# Attractive yet functional lamps for a house with small children?



## ChrisT (Aug 3, 2007)

We have two small children who love to play with lamps. While I intend to do a better job teaching them that lamps are not toys, such young children often accidentally bump lamps.

Anyone recommend some floor lamps, table lamps and a bed side lamp (the latter to go in my three year old's room)? We want something that looks nice but is functional and won't break if tipped over once or twice.

Thank you!


----------



## PassionateDIY'er (Feb 28, 2008)

Hanging or track lighting may be more appropriate where little children are concerned. Scones may work just as well as bedside table lamps. Even though you may teach them not to touch lamps, it would provide more piece of mind to look at other options.


----------



## diy mike (Mar 8, 2008)

These pendant lights from Cb2 are awesome! I have a pair flanking my tv above some shelves in my living room.... you hardly even notice the clear cords.

http://www.cb2.com/family.aspx?c=120&f=3785&viewall=1

Would be a good option since you have kids... of course, it would be fun to swing on them...:laughing:


----------



## DepotDweller (Dec 20, 2007)

Would be a good option since you have kids... of course, it would be fun to swing on them...:laughing:[/quote]


:laughing:  for you or the kids?!

I have 2 boys, when they were young, VERY rambuctious boys and never had a problem with lamps :no: They had small decorative <train, balloons, elmo etc.> lamps on top of their dressers that only I could reach with the cord behind the dresser, and one on the side of their beds, a cheapie 12 dollar wooden lamp with whatever lampshade, plain or decorative you/they choose. They can't fall far from the end table and plug it in where they can't reach, by having the end table right up against the wall. I would stay CLEAR of floor lamps, I mean, common sense......they'll try to climb it, pull it down, maybe even pole dance one day :laughing: sorry, had to say it!


----------



## movado (Mar 14, 2008)

I have tried everything to child proof and protect my house yet no matter what I do if it isn't in the air away from possible reach my little one just seems to get to it. I will wait until she matures before I go spending money because what I think she cannot break she will!


----------



## jmmv08 (Sep 25, 2008)

I think hanging lights is a great idea. Nice suggestion.


----------



## home decorations (Sep 25, 2008)

The hanging lights or track lights sounds like good suggestions. There are even hanging lights that are retractable to suit your lighting needs.


----------

## Work required
List the usernames of everyone who posted in the thread about lamps for a house with small children, in the order their posts appear.

(Labeled region entries)
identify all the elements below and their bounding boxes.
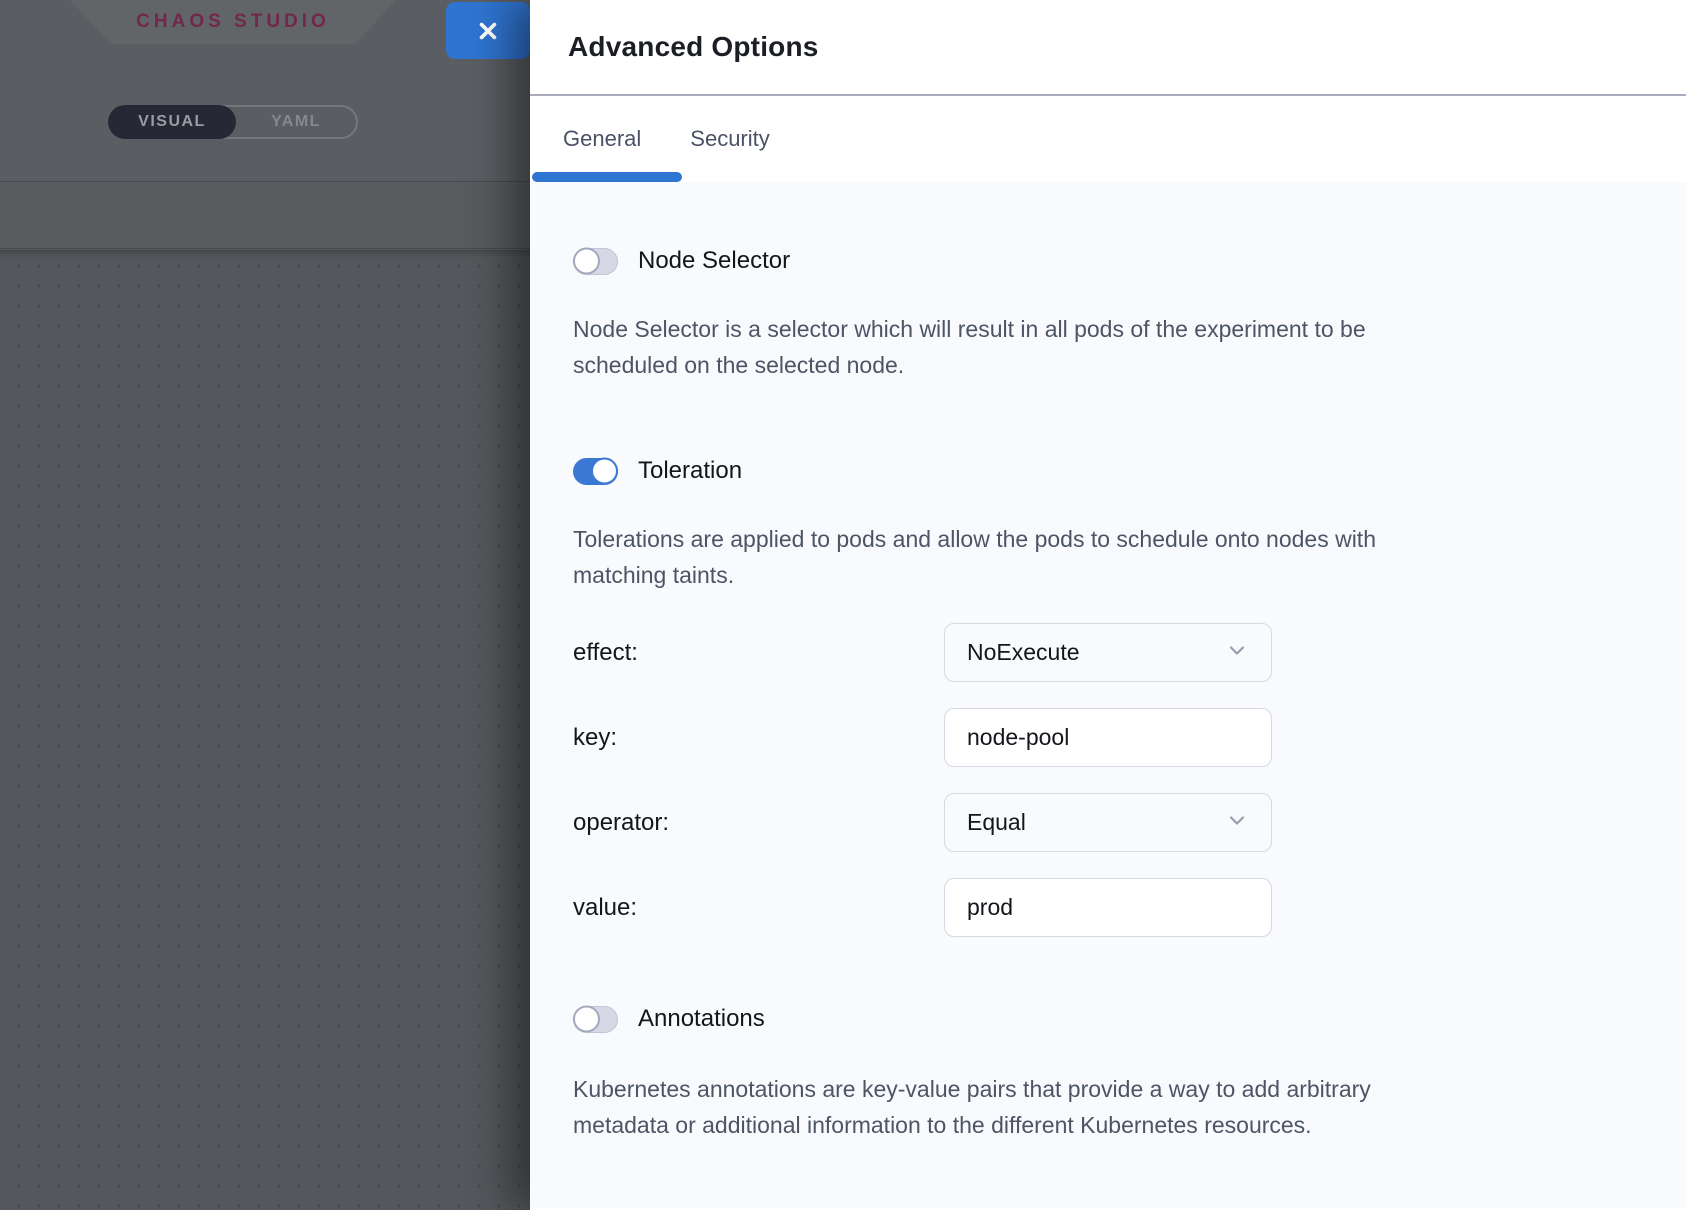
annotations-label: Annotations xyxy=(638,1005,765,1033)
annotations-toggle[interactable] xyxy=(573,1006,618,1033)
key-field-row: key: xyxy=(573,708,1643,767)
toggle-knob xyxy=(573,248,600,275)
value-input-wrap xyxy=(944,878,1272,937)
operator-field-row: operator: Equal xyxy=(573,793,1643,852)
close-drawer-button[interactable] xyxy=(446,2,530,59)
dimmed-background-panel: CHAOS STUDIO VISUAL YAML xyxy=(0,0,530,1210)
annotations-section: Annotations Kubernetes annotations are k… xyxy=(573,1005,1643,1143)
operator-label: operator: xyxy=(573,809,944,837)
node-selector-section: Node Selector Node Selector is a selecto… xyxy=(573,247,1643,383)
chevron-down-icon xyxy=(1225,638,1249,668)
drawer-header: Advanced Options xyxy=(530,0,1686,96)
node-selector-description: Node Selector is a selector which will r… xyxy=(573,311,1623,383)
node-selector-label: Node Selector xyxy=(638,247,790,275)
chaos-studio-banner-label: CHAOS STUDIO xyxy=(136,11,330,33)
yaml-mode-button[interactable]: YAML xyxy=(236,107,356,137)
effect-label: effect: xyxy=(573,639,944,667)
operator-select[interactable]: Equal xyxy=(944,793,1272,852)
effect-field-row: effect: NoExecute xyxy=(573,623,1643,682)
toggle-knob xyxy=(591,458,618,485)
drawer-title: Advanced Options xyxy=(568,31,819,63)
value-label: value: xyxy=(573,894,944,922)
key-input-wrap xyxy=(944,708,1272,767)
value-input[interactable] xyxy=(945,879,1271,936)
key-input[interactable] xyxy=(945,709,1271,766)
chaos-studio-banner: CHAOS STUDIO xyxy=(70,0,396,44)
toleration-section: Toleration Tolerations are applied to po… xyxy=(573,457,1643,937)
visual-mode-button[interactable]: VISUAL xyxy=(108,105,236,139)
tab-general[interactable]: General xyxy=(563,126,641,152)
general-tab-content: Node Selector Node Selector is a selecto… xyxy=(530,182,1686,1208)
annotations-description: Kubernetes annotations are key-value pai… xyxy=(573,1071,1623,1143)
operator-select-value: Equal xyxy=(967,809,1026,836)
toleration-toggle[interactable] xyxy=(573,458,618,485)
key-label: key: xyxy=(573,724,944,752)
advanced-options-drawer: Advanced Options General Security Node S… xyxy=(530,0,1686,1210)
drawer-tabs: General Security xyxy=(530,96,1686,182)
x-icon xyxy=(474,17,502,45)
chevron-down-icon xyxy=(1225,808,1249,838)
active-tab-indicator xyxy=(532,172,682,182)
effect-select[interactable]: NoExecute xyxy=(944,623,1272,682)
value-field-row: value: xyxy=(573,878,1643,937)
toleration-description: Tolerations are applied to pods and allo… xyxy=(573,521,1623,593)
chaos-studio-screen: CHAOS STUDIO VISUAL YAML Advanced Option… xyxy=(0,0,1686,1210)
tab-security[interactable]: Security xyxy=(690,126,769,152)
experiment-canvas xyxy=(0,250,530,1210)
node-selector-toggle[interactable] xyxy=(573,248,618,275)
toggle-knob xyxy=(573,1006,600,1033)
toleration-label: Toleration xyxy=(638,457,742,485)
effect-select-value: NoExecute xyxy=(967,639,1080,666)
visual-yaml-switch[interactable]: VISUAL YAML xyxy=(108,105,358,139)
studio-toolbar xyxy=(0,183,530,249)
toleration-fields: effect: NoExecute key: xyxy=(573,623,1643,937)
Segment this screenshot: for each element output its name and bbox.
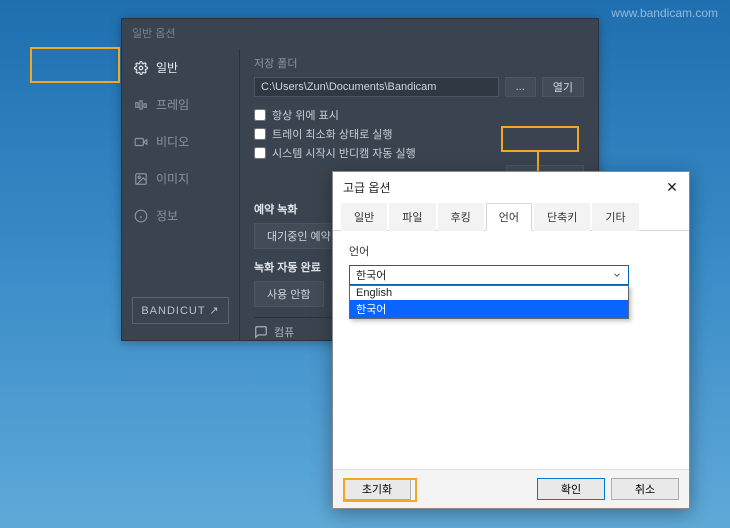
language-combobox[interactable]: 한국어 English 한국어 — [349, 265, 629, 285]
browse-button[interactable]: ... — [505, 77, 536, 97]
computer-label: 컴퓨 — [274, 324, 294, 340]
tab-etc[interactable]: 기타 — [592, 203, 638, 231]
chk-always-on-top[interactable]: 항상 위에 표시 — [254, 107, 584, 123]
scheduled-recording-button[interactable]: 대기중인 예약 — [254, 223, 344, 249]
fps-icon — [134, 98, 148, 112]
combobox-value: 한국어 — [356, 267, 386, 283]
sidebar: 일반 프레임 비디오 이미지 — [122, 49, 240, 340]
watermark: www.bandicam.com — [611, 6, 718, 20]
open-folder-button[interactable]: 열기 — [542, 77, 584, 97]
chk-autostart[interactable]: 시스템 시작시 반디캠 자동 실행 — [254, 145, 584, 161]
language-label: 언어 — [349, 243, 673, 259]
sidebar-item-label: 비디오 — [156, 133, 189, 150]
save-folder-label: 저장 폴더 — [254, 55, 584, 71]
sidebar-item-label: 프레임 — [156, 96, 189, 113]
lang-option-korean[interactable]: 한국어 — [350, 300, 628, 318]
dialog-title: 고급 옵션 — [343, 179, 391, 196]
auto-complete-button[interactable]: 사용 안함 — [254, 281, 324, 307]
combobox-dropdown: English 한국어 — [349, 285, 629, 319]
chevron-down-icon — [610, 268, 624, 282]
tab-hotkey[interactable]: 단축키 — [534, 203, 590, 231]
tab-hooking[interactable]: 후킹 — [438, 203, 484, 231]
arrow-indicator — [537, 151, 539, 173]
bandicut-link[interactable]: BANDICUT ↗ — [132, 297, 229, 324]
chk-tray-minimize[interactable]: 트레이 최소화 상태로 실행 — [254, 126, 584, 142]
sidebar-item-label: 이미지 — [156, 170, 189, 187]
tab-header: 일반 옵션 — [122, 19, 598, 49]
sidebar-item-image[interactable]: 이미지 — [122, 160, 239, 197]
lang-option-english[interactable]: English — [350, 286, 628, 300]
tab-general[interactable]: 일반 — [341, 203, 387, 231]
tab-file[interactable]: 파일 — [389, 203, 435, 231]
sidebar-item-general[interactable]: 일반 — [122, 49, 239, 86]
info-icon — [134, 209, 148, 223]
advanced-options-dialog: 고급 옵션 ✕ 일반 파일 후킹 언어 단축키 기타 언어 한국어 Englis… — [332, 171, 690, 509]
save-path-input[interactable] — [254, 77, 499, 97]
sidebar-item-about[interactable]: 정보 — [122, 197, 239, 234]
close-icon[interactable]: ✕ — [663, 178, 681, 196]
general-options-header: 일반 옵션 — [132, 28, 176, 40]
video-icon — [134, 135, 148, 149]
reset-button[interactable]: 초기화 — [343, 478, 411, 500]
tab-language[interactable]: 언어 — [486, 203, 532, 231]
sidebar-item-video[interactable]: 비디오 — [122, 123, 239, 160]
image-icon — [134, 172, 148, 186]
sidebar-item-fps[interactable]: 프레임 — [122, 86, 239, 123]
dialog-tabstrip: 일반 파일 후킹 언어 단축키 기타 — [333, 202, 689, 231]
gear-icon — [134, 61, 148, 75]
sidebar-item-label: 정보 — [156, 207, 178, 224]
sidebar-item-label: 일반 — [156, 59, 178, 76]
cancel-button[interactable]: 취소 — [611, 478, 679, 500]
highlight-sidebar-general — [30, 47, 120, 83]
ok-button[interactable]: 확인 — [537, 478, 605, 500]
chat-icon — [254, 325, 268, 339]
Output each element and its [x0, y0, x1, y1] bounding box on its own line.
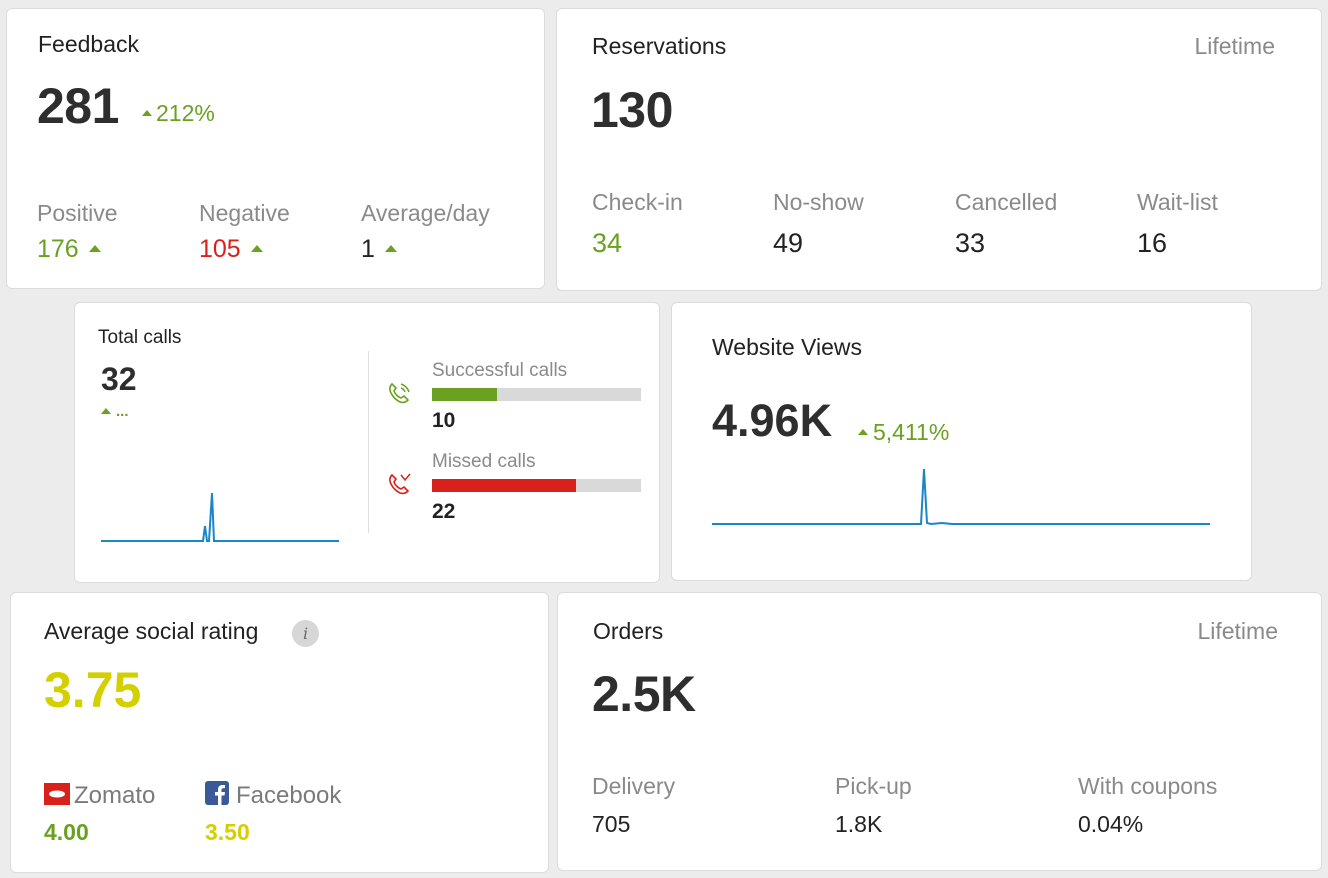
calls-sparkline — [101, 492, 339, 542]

## Written response
ChrisT, PassionateDIY'er, diy mike, DepotDweller, movado, jmmv08, home decorations